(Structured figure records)
---
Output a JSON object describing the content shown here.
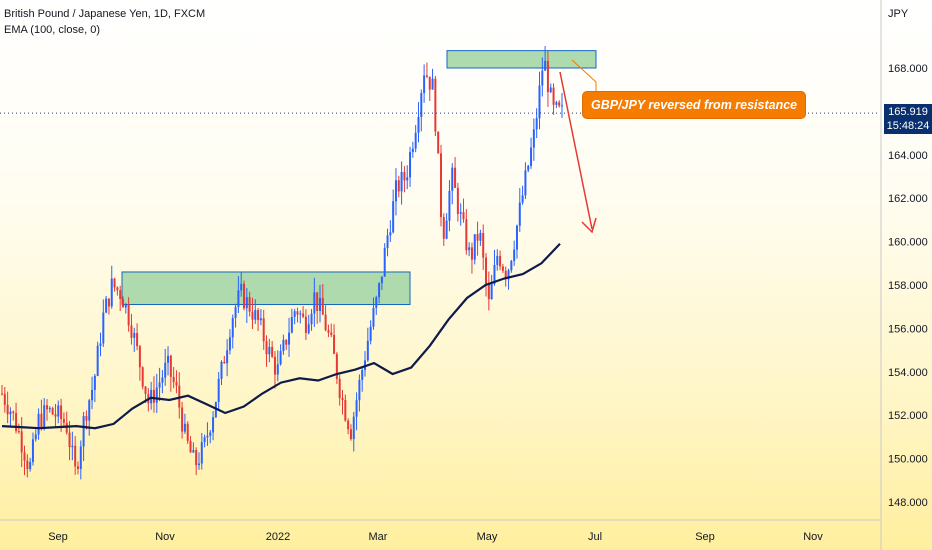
{
  "header": {
    "symbol_line": "British Pound / Japanese Yen, 1D, FXCM",
    "indicator_line": "EMA (100, close, 0)",
    "currency": "JPY"
  },
  "annotation": {
    "text": "GBP/JPY reversed from resistance"
  },
  "last_price": {
    "value": "165.919",
    "countdown": "15:48:24"
  },
  "colors": {
    "up": "#2962ff",
    "down": "#e53935",
    "ema": "#0d1b4a",
    "zone_fill": "#a5d6a7",
    "zone_stroke": "#1565c0",
    "arrow": "#e53935",
    "annotation": "#f57c00"
  },
  "chart_data": {
    "type": "candlestick",
    "y_ticks": [
      "148.000",
      "150.000",
      "152.000",
      "154.000",
      "156.000",
      "158.000",
      "160.000",
      "162.000",
      "164.000",
      "168.000"
    ],
    "ylim": [
      147.2,
      170.2
    ],
    "x_ticks": [
      "Sep",
      "Nov",
      "2022",
      "Mar",
      "May",
      "Jul",
      "Sep",
      "Nov"
    ],
    "grid": false,
    "resistance_zones": [
      {
        "from_month": "Oct",
        "to_month": "Mar",
        "low": 157.1,
        "high": 158.6
      },
      {
        "from_month": "Apr",
        "to_month": "Jun",
        "low": 168.0,
        "high": 168.8
      }
    ],
    "ema_period": 100,
    "ema_values": [
      151.5,
      151.45,
      151.4,
      151.45,
      151.5,
      151.4,
      151.6,
      152.3,
      152.8,
      152.7,
      152.9,
      152.5,
      152.1,
      152.4,
      153.0,
      153.5,
      153.7,
      153.6,
      153.9,
      154.1,
      154.4,
      153.9,
      154.2,
      155.2,
      156.4,
      157.4,
      158.0,
      158.3,
      158.5,
      159.0,
      159.9
    ],
    "price_path": [
      153.0,
      152.2,
      151.0,
      149.5,
      151.8,
      152.2,
      152.0,
      151.6,
      149.3,
      152.0,
      153.5,
      156.5,
      158.0,
      157.6,
      156.3,
      154.4,
      152.5,
      153.4,
      154.3,
      153.1,
      150.9,
      149.7,
      150.5,
      152.2,
      154.2,
      156.5,
      157.6,
      157.0,
      156.2,
      155.0,
      154.0,
      155.6,
      157.0,
      156.2,
      157.5,
      156.5,
      155.0,
      152.8,
      151.3,
      153.6,
      155.8,
      157.6,
      160.3,
      162.5,
      163.0,
      165.3,
      168.0,
      167.0,
      160.2,
      163.0,
      161.0,
      159.2,
      160.5,
      157.0,
      159.5,
      158.5,
      160.5,
      162.8,
      165.0,
      168.5,
      166.0,
      165.9
    ]
  }
}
---
• Description of the task:
The entries above should be reproduced exactly, without their pictures.

• Answer:
Output a JSON object describing the content shown here.
{
  "header": {
    "symbol_line": "British Pound / Japanese Yen, 1D, FXCM",
    "indicator_line": "EMA (100, close, 0)",
    "currency": "JPY"
  },
  "annotation": {
    "text": "GBP/JPY reversed from resistance"
  },
  "last_price": {
    "value": "165.919",
    "countdown": "15:48:24"
  },
  "colors": {
    "up": "#2962ff",
    "down": "#e53935",
    "ema": "#0d1b4a",
    "zone_fill": "#a5d6a7",
    "zone_stroke": "#1565c0",
    "arrow": "#e53935",
    "annotation": "#f57c00"
  },
  "chart_data": {
    "type": "candlestick",
    "y_ticks": [
      "148.000",
      "150.000",
      "152.000",
      "154.000",
      "156.000",
      "158.000",
      "160.000",
      "162.000",
      "164.000",
      "168.000"
    ],
    "ylim": [
      147.2,
      170.2
    ],
    "x_ticks": [
      "Sep",
      "Nov",
      "2022",
      "Mar",
      "May",
      "Jul",
      "Sep",
      "Nov"
    ],
    "grid": false,
    "resistance_zones": [
      {
        "from_month": "Oct",
        "to_month": "Mar",
        "low": 157.1,
        "high": 158.6
      },
      {
        "from_month": "Apr",
        "to_month": "Jun",
        "low": 168.0,
        "high": 168.8
      }
    ],
    "ema_period": 100,
    "ema_values": [
      151.5,
      151.45,
      151.4,
      151.45,
      151.5,
      151.4,
      151.6,
      152.3,
      152.8,
      152.7,
      152.9,
      152.5,
      152.1,
      152.4,
      153.0,
      153.5,
      153.7,
      153.6,
      153.9,
      154.1,
      154.4,
      153.9,
      154.2,
      155.2,
      156.4,
      157.4,
      158.0,
      158.3,
      158.5,
      159.0,
      159.9
    ],
    "price_path": [
      153.0,
      152.2,
      151.0,
      149.5,
      151.8,
      152.2,
      152.0,
      151.6,
      149.3,
      152.0,
      153.5,
      156.5,
      158.0,
      157.6,
      156.3,
      154.4,
      152.5,
      153.4,
      154.3,
      153.1,
      150.9,
      149.7,
      150.5,
      152.2,
      154.2,
      156.5,
      157.6,
      157.0,
      156.2,
      155.0,
      154.0,
      155.6,
      157.0,
      156.2,
      157.5,
      156.5,
      155.0,
      152.8,
      151.3,
      153.6,
      155.8,
      157.6,
      160.3,
      162.5,
      163.0,
      165.3,
      168.0,
      167.0,
      160.2,
      163.0,
      161.0,
      159.2,
      160.5,
      157.0,
      159.5,
      158.5,
      160.5,
      162.8,
      165.0,
      168.5,
      166.0,
      165.9
    ]
  }
}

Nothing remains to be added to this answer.